-- Start of STORED DATA --

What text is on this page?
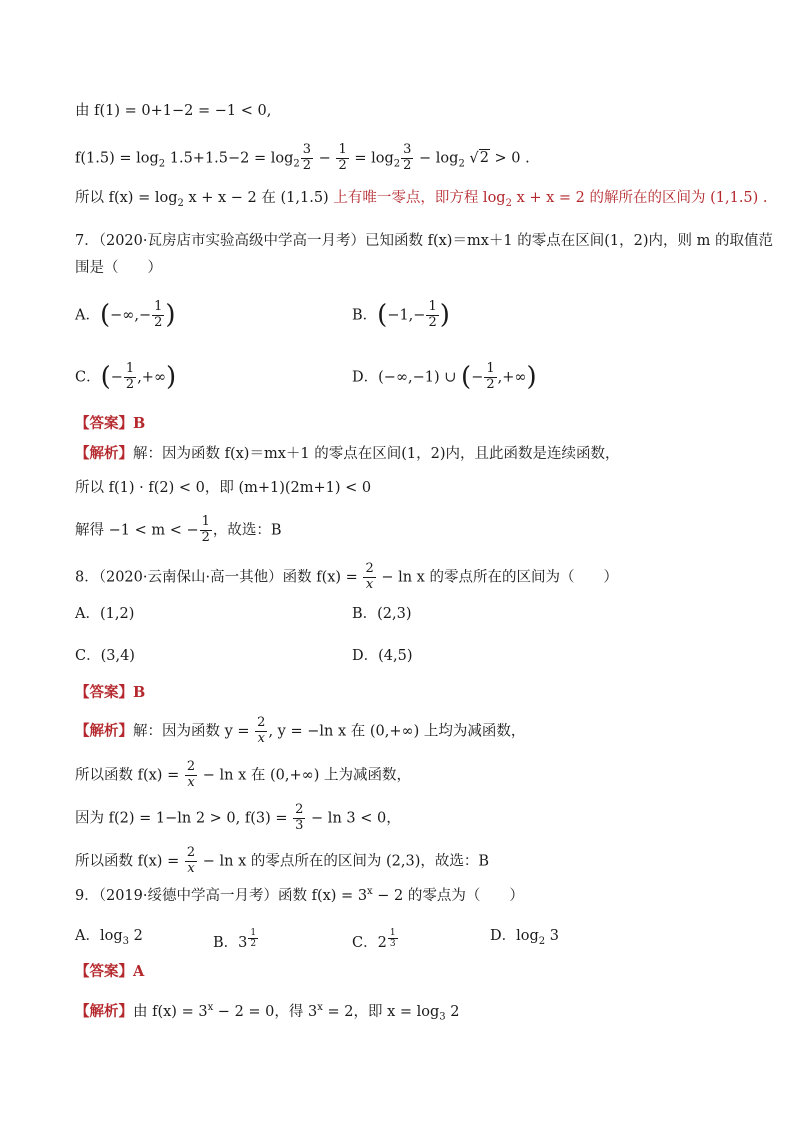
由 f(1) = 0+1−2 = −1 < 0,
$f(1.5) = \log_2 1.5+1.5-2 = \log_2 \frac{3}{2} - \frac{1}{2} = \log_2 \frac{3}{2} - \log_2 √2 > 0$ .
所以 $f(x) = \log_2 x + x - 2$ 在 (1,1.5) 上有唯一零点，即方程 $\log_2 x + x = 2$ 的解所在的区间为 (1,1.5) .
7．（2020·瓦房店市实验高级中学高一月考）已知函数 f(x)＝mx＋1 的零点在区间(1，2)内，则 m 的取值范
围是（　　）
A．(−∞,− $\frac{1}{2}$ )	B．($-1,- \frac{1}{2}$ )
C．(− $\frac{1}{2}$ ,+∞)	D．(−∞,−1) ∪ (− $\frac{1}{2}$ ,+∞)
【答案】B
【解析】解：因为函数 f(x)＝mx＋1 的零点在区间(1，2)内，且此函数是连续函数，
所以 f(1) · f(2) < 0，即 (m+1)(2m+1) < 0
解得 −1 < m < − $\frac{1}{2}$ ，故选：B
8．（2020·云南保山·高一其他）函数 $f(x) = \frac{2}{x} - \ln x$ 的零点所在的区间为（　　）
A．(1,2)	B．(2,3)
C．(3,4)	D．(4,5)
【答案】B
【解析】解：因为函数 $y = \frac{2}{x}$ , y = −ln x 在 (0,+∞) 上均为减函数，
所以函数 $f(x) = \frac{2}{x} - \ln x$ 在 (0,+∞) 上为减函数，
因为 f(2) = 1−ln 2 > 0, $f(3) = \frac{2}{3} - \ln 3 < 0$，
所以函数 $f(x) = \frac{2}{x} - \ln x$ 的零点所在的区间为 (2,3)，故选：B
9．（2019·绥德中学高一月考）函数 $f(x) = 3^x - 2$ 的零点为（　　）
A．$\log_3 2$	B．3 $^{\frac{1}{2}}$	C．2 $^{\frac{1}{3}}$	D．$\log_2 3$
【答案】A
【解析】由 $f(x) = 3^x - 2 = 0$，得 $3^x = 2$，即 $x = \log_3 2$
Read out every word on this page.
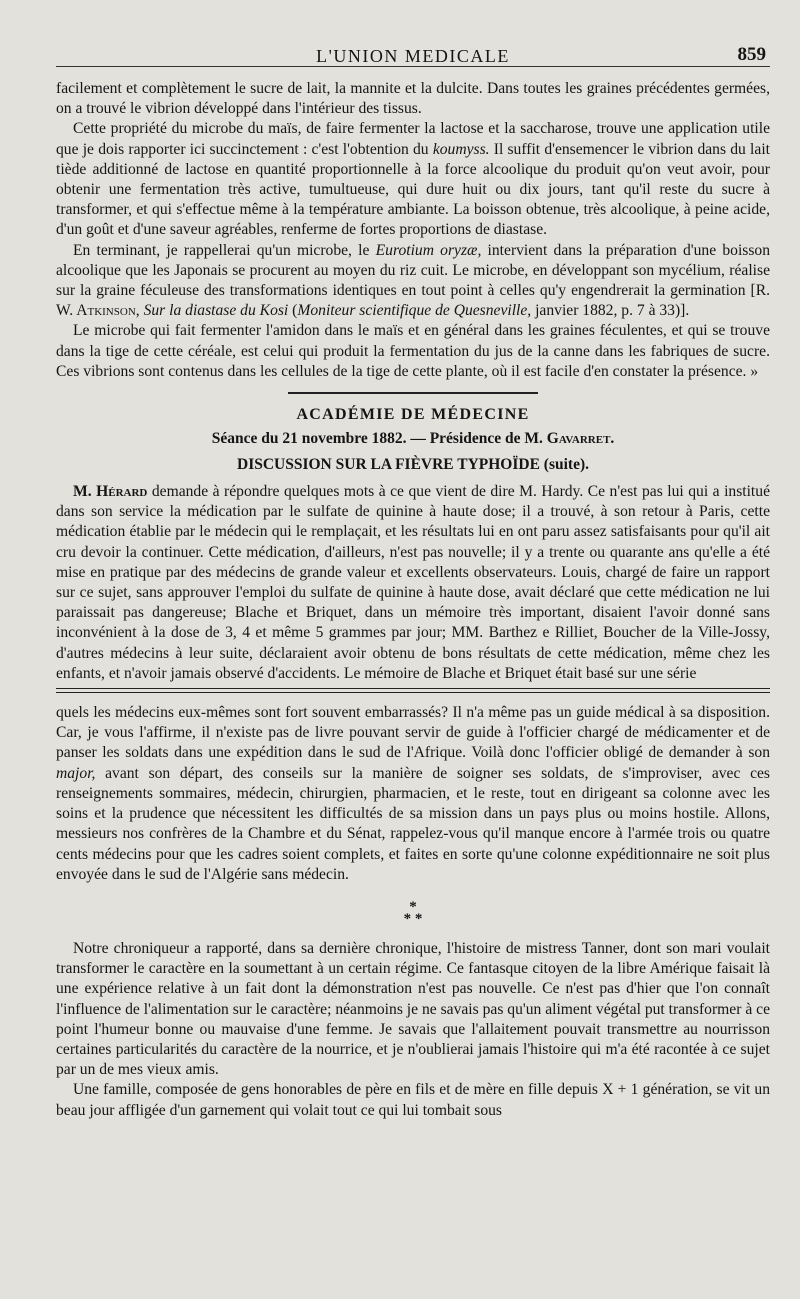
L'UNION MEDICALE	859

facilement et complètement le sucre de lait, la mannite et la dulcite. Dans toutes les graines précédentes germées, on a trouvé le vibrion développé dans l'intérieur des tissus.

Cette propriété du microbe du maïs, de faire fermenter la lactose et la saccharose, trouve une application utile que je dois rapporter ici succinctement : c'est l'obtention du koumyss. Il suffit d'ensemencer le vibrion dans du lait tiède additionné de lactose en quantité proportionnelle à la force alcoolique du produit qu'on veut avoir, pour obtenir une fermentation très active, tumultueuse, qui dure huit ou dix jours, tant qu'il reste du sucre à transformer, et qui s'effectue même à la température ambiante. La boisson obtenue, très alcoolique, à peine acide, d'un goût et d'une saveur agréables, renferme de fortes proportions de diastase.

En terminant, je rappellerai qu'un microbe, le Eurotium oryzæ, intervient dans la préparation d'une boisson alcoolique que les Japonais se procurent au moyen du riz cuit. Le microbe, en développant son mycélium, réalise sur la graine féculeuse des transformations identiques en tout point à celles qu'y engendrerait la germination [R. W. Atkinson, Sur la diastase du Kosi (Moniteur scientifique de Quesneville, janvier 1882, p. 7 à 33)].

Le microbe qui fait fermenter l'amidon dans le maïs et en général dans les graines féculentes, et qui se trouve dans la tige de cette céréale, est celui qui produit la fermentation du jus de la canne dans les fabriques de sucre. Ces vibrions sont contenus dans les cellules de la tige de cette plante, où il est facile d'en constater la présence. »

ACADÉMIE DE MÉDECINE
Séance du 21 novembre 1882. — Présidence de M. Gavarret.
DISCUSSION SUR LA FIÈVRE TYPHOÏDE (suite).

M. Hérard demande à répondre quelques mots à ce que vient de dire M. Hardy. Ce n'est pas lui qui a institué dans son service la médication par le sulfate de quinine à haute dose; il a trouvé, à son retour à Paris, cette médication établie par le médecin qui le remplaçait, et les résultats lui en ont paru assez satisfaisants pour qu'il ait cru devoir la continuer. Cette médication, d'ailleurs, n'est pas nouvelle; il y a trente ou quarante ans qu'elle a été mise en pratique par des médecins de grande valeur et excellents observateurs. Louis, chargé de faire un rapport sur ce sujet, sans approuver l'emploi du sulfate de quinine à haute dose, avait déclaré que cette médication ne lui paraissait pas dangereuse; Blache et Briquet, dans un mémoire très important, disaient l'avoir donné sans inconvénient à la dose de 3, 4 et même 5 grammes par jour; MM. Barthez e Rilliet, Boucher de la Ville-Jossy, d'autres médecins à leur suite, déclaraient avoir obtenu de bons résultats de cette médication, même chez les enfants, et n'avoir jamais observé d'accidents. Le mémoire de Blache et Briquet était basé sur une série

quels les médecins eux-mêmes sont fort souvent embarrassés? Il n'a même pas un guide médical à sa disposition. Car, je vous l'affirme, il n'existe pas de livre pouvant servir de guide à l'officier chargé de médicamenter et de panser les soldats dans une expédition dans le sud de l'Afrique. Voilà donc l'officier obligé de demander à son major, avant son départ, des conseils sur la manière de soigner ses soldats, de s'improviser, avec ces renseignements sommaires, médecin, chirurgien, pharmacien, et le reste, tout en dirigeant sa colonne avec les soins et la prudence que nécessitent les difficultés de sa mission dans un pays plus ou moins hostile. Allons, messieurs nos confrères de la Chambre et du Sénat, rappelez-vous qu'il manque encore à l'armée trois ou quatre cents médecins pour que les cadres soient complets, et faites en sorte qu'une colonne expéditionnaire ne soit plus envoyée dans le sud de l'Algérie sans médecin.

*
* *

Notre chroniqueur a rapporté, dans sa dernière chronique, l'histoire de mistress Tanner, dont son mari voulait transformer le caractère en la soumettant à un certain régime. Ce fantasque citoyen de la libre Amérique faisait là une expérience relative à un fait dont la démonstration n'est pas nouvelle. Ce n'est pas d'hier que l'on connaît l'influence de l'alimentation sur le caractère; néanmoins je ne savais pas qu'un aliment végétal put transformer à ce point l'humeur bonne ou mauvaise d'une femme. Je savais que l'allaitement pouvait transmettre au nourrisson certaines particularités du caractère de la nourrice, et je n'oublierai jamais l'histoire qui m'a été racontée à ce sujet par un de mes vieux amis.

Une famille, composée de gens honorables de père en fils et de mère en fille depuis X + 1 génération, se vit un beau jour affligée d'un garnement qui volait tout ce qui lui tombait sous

-- End of STORED DATA --

**WHAT THE TASK ASKS**
Reproduce the material above in full, exactly, with no images.

**ANSWER BELOW**
What text is on this page?
由 f(1) = 0+1−2 = −1 < 0,
$f(1.5) = \log_2 1.5+1.5-2 = \log_2 \frac{3}{2} - \frac{1}{2} = \log_2 \frac{3}{2} - \log_2 √2 > 0$ .
所以 $f(x) = \log_2 x + x - 2$ 在 (1,1.5) 上有唯一零点，即方程 $\log_2 x + x = 2$ 的解所在的区间为 (1,1.5) .
7．（2020·瓦房店市实验高级中学高一月考）已知函数 f(x)＝mx＋1 的零点在区间(1，2)内，则 m 的取值范
围是（　　）
A．(−∞,− $\frac{1}{2}$ )	B．($-1,- \frac{1}{2}$ )
C．(− $\frac{1}{2}$ ,+∞)	D．(−∞,−1) ∪ (− $\frac{1}{2}$ ,+∞)
【答案】B
【解析】解：因为函数 f(x)＝mx＋1 的零点在区间(1，2)内，且此函数是连续函数，
所以 f(1) · f(2) < 0，即 (m+1)(2m+1) < 0
解得 −1 < m < − $\frac{1}{2}$ ，故选：B
8．（2020·云南保山·高一其他）函数 $f(x) = \frac{2}{x} - \ln x$ 的零点所在的区间为（　　）
A．(1,2)	B．(2,3)
C．(3,4)	D．(4,5)
【答案】B
【解析】解：因为函数 $y = \frac{2}{x}$ , y = −ln x 在 (0,+∞) 上均为减函数，
所以函数 $f(x) = \frac{2}{x} - \ln x$ 在 (0,+∞) 上为减函数，
因为 f(2) = 1−ln 2 > 0, $f(3) = \frac{2}{3} - \ln 3 < 0$，
所以函数 $f(x) = \frac{2}{x} - \ln x$ 的零点所在的区间为 (2,3)，故选：B
9．（2019·绥德中学高一月考）函数 $f(x) = 3^x - 2$ 的零点为（　　）
A．$\log_3 2$	B．3 $^{\frac{1}{2}}$	C．2 $^{\frac{1}{3}}$	D．$\log_2 3$
【答案】A
【解析】由 $f(x) = 3^x - 2 = 0$，得 $3^x = 2$，即 $x = \log_3 2$
Read out every word on this page.
L'UNION MEDICALE	859

facilement et complètement le sucre de lait, la mannite et la dulcite. Dans toutes les graines précédentes germées, on a trouvé le vibrion développé dans l'intérieur des tissus.

Cette propriété du microbe du maïs, de faire fermenter la lactose et la saccharose, trouve une application utile que je dois rapporter ici succinctement : c'est l'obtention du koumyss. Il suffit d'ensemencer le vibrion dans du lait tiède additionné de lactose en quantité proportionnelle à la force alcoolique du produit qu'on veut avoir, pour obtenir une fermentation très active, tumultueuse, qui dure huit ou dix jours, tant qu'il reste du sucre à transformer, et qui s'effectue même à la température ambiante. La boisson obtenue, très alcoolique, à peine acide, d'un goût et d'une saveur agréables, renferme de fortes proportions de diastase.

En terminant, je rappellerai qu'un microbe, le Eurotium oryzæ, intervient dans la préparation d'une boisson alcoolique que les Japonais se procurent au moyen du riz cuit. Le microbe, en développant son mycélium, réalise sur la graine féculeuse des transformations identiques en tout point à celles qu'y engendrerait la germination [R. W. Atkinson, Sur la diastase du Kosi (Moniteur scientifique de Quesneville, janvier 1882, p. 7 à 33)].

Le microbe qui fait fermenter l'amidon dans le maïs et en général dans les graines féculentes, et qui se trouve dans la tige de cette céréale, est celui qui produit la fermentation du jus de la canne dans les fabriques de sucre. Ces vibrions sont contenus dans les cellules de la tige de cette plante, où il est facile d'en constater la présence. »

ACADÉMIE DE MÉDECINE
Séance du 21 novembre 1882. — Présidence de M. Gavarret.
DISCUSSION SUR LA FIÈVRE TYPHOÏDE (suite).

M. Hérard demande à répondre quelques mots à ce que vient de dire M. Hardy. Ce n'est pas lui qui a institué dans son service la médication par le sulfate de quinine à haute dose; il a trouvé, à son retour à Paris, cette médication établie par le médecin qui le remplaçait, et les résultats lui en ont paru assez satisfaisants pour qu'il ait cru devoir la continuer. Cette médication, d'ailleurs, n'est pas nouvelle; il y a trente ou quarante ans qu'elle a été mise en pratique par des médecins de grande valeur et excellents observateurs. Louis, chargé de faire un rapport sur ce sujet, sans approuver l'emploi du sulfate de quinine à haute dose, avait déclaré que cette médication ne lui paraissait pas dangereuse; Blache et Briquet, dans un mémoire très important, disaient l'avoir donné sans inconvénient à la dose de 3, 4 et même 5 grammes par jour; MM. Barthez e Rilliet, Boucher de la Ville-Jossy, d'autres médecins à leur suite, déclaraient avoir obtenu de bons résultats de cette médication, même chez les enfants, et n'avoir jamais observé d'accidents. Le mémoire de Blache et Briquet était basé sur une série

quels les médecins eux-mêmes sont fort souvent embarrassés? Il n'a même pas un guide médical à sa disposition. Car, je vous l'affirme, il n'existe pas de livre pouvant servir de guide à l'officier chargé de médicamenter et de panser les soldats dans une expédition dans le sud de l'Afrique. Voilà donc l'officier obligé de demander à son major, avant son départ, des conseils sur la manière de soigner ses soldats, de s'improviser, avec ces renseignements sommaires, médecin, chirurgien, pharmacien, et le reste, tout en dirigeant sa colonne avec les soins et la prudence que nécessitent les difficultés de sa mission dans un pays plus ou moins hostile. Allons, messieurs nos confrères de la Chambre et du Sénat, rappelez-vous qu'il manque encore à l'armée trois ou quatre cents médecins pour que les cadres soient complets, et faites en sorte qu'une colonne expéditionnaire ne soit plus envoyée dans le sud de l'Algérie sans médecin.

*
* *

Notre chroniqueur a rapporté, dans sa dernière chronique, l'histoire de mistress Tanner, dont son mari voulait transformer le caractère en la soumettant à un certain régime. Ce fantasque citoyen de la libre Amérique faisait là une expérience relative à un fait dont la démonstration n'est pas nouvelle. Ce n'est pas d'hier que l'on connaît l'influence de l'alimentation sur le caractère; néanmoins je ne savais pas qu'un aliment végétal put transformer à ce point l'humeur bonne ou mauvaise d'une femme. Je savais que l'allaitement pouvait transmettre au nourrisson certaines particularités du caractère de la nourrice, et je n'oublierai jamais l'histoire qui m'a été racontée à ce sujet par un de mes vieux amis.

Une famille, composée de gens honorables de père en fils et de mère en fille depuis X + 1 génération, se vit un beau jour affligée d'un garnement qui volait tout ce qui lui tombait sous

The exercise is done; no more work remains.